> SHORT PROBLEM: Your task is to copy the listing exactly, with the pictures left out.

> DATA PROVIDED:
>>>>

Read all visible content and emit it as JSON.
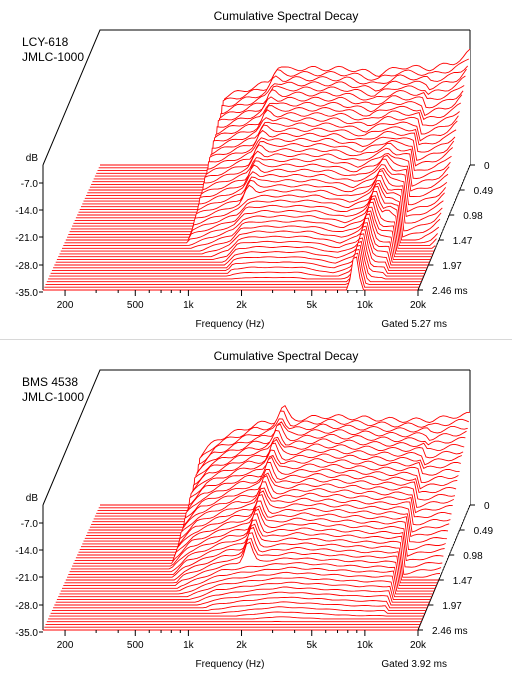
{
  "charts": [
    {
      "type": "waterfall",
      "title": "Cumulative Spectral Decay",
      "legend": [
        "LCY-618",
        "JMLC-1000"
      ],
      "xlabel": "Frequency (Hz)",
      "x_ticks": [
        "200",
        "500",
        "1k",
        "2k",
        "5k",
        "10k",
        "20k"
      ],
      "y_ticks": [
        "dB",
        "-7.0",
        "-14.0",
        "-21.0",
        "-28.0",
        "-35.0"
      ],
      "time_ticks": [
        "0",
        "0.49",
        "0.98",
        "1.47",
        "1.97",
        "2.46 ms"
      ],
      "gate_label": "Gated 5.27 ms",
      "line_color": "#ff0000",
      "chart_data": {
        "type": "waterfall",
        "x_scale": "log",
        "xlim_hz": [
          150,
          20000
        ],
        "ylim_db": [
          -35,
          0
        ],
        "time_range_ms": [
          0,
          2.46
        ],
        "slices": 46,
        "low_cut_hz": 760,
        "first_slice_db": [
          {
            "hz": 150,
            "db": -17.5
          },
          {
            "hz": 760,
            "db": -17.5
          },
          {
            "hz": 1400,
            "db": -13.5
          },
          {
            "hz": 1600,
            "db": -10.5
          },
          {
            "hz": 2000,
            "db": -10.0
          },
          {
            "hz": 4000,
            "db": -10.0
          },
          {
            "hz": 6000,
            "db": -11.5
          },
          {
            "hz": 8000,
            "db": -9.5
          },
          {
            "hz": 12000,
            "db": -10.0
          },
          {
            "hz": 16000,
            "db": -8.5
          },
          {
            "hz": 18000,
            "db": -7.5
          },
          {
            "hz": 20000,
            "db": -5.5
          }
        ],
        "decay": {
          "base_db_per_ms": 11.0,
          "drop_hz": 12000,
          "drop_db": -4.0
        },
        "resonances": [
          {
            "hz": 1600,
            "db": -9.5,
            "ms_end": 1.35
          },
          {
            "hz": 2600,
            "db": -14.0,
            "ms_end": 0.95
          },
          {
            "hz": 3200,
            "db": -20.0,
            "ms_end": 0.9
          },
          {
            "hz": 8800,
            "db": -14.0,
            "ms_end": 2.46
          },
          {
            "hz": 10500,
            "db": -15.0,
            "ms_end": 1.6
          }
        ]
      }
    },
    {
      "type": "waterfall",
      "title": "Cumulative Spectral Decay",
      "legend": [
        "BMS 4538",
        "JMLC-1000"
      ],
      "xlabel": "Frequency (Hz)",
      "x_ticks": [
        "200",
        "500",
        "1k",
        "2k",
        "5k",
        "10k",
        "20k"
      ],
      "y_ticks": [
        "dB",
        "-7.0",
        "-14.0",
        "-21.0",
        "-28.0",
        "-35.0"
      ],
      "time_ticks": [
        "0",
        "0.49",
        "0.98",
        "1.47",
        "1.97",
        "2.46 ms"
      ],
      "gate_label": "Gated 3.92 ms",
      "line_color": "#ff0000",
      "chart_data": {
        "type": "waterfall",
        "x_scale": "log",
        "xlim_hz": [
          150,
          20000
        ],
        "ylim_db": [
          -35,
          0
        ],
        "time_range_ms": [
          0,
          2.46
        ],
        "slices": 46,
        "low_cut_hz": 560,
        "first_slice_db": [
          {
            "hz": 150,
            "db": -22.5
          },
          {
            "hz": 560,
            "db": -22.5
          },
          {
            "hz": 700,
            "db": -18.0
          },
          {
            "hz": 1200,
            "db": -14.0
          },
          {
            "hz": 1800,
            "db": -13.0
          },
          {
            "hz": 3000,
            "db": -12.0
          },
          {
            "hz": 5000,
            "db": -12.5
          },
          {
            "hz": 8000,
            "db": -13.0
          },
          {
            "hz": 12000,
            "db": -13.0
          },
          {
            "hz": 16000,
            "db": -12.0
          },
          {
            "hz": 20000,
            "db": -11.5
          }
        ],
        "decay": {
          "base_db_per_ms": 10.0,
          "drop_hz": 12000,
          "drop_db": -3.0
        },
        "resonances": [
          {
            "hz": 1700,
            "db": -9.5,
            "ms_end": 1.6
          },
          {
            "hz": 2400,
            "db": -14.0,
            "ms_end": 1.2
          },
          {
            "hz": 3000,
            "db": -18.0,
            "ms_end": 1.1
          },
          {
            "hz": 5500,
            "db": -20.0,
            "ms_end": 1.2
          },
          {
            "hz": 9000,
            "db": -19.0,
            "ms_end": 1.4
          }
        ]
      }
    }
  ]
}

<<<<

> WRITTEN RESPONSE:
Read all visible content and emit it as JSON.
{
  "charts": [
    {
      "type": "waterfall",
      "title": "Cumulative Spectral Decay",
      "legend": [
        "LCY-618",
        "JMLC-1000"
      ],
      "xlabel": "Frequency (Hz)",
      "x_ticks": [
        "200",
        "500",
        "1k",
        "2k",
        "5k",
        "10k",
        "20k"
      ],
      "y_ticks": [
        "dB",
        "-7.0",
        "-14.0",
        "-21.0",
        "-28.0",
        "-35.0"
      ],
      "time_ticks": [
        "0",
        "0.49",
        "0.98",
        "1.47",
        "1.97",
        "2.46 ms"
      ],
      "gate_label": "Gated 5.27 ms",
      "line_color": "#ff0000",
      "chart_data": {
        "type": "waterfall",
        "x_scale": "log",
        "xlim_hz": [
          150,
          20000
        ],
        "ylim_db": [
          -35,
          0
        ],
        "time_range_ms": [
          0,
          2.46
        ],
        "slices": 46,
        "low_cut_hz": 760,
        "first_slice_db": [
          {
            "hz": 150,
            "db": -17.5
          },
          {
            "hz": 760,
            "db": -17.5
          },
          {
            "hz": 1400,
            "db": -13.5
          },
          {
            "hz": 1600,
            "db": -10.5
          },
          {
            "hz": 2000,
            "db": -10.0
          },
          {
            "hz": 4000,
            "db": -10.0
          },
          {
            "hz": 6000,
            "db": -11.5
          },
          {
            "hz": 8000,
            "db": -9.5
          },
          {
            "hz": 12000,
            "db": -10.0
          },
          {
            "hz": 16000,
            "db": -8.5
          },
          {
            "hz": 18000,
            "db": -7.5
          },
          {
            "hz": 20000,
            "db": -5.5
          }
        ],
        "decay": {
          "base_db_per_ms": 11.0,
          "drop_hz": 12000,
          "drop_db": -4.0
        },
        "resonances": [
          {
            "hz": 1600,
            "db": -9.5,
            "ms_end": 1.35
          },
          {
            "hz": 2600,
            "db": -14.0,
            "ms_end": 0.95
          },
          {
            "hz": 3200,
            "db": -20.0,
            "ms_end": 0.9
          },
          {
            "hz": 8800,
            "db": -14.0,
            "ms_end": 2.46
          },
          {
            "hz": 10500,
            "db": -15.0,
            "ms_end": 1.6
          }
        ]
      }
    },
    {
      "type": "waterfall",
      "title": "Cumulative Spectral Decay",
      "legend": [
        "BMS 4538",
        "JMLC-1000"
      ],
      "xlabel": "Frequency (Hz)",
      "x_ticks": [
        "200",
        "500",
        "1k",
        "2k",
        "5k",
        "10k",
        "20k"
      ],
      "y_ticks": [
        "dB",
        "-7.0",
        "-14.0",
        "-21.0",
        "-28.0",
        "-35.0"
      ],
      "time_ticks": [
        "0",
        "0.49",
        "0.98",
        "1.47",
        "1.97",
        "2.46 ms"
      ],
      "gate_label": "Gated 3.92 ms",
      "line_color": "#ff0000",
      "chart_data": {
        "type": "waterfall",
        "x_scale": "log",
        "xlim_hz": [
          150,
          20000
        ],
        "ylim_db": [
          -35,
          0
        ],
        "time_range_ms": [
          0,
          2.46
        ],
        "slices": 46,
        "low_cut_hz": 560,
        "first_slice_db": [
          {
            "hz": 150,
            "db": -22.5
          },
          {
            "hz": 560,
            "db": -22.5
          },
          {
            "hz": 700,
            "db": -18.0
          },
          {
            "hz": 1200,
            "db": -14.0
          },
          {
            "hz": 1800,
            "db": -13.0
          },
          {
            "hz": 3000,
            "db": -12.0
          },
          {
            "hz": 5000,
            "db": -12.5
          },
          {
            "hz": 8000,
            "db": -13.0
          },
          {
            "hz": 12000,
            "db": -13.0
          },
          {
            "hz": 16000,
            "db": -12.0
          },
          {
            "hz": 20000,
            "db": -11.5
          }
        ],
        "decay": {
          "base_db_per_ms": 10.0,
          "drop_hz": 12000,
          "drop_db": -3.0
        },
        "resonances": [
          {
            "hz": 1700,
            "db": -9.5,
            "ms_end": 1.6
          },
          {
            "hz": 2400,
            "db": -14.0,
            "ms_end": 1.2
          },
          {
            "hz": 3000,
            "db": -18.0,
            "ms_end": 1.1
          },
          {
            "hz": 5500,
            "db": -20.0,
            "ms_end": 1.2
          },
          {
            "hz": 9000,
            "db": -19.0,
            "ms_end": 1.4
          }
        ]
      }
    }
  ]
}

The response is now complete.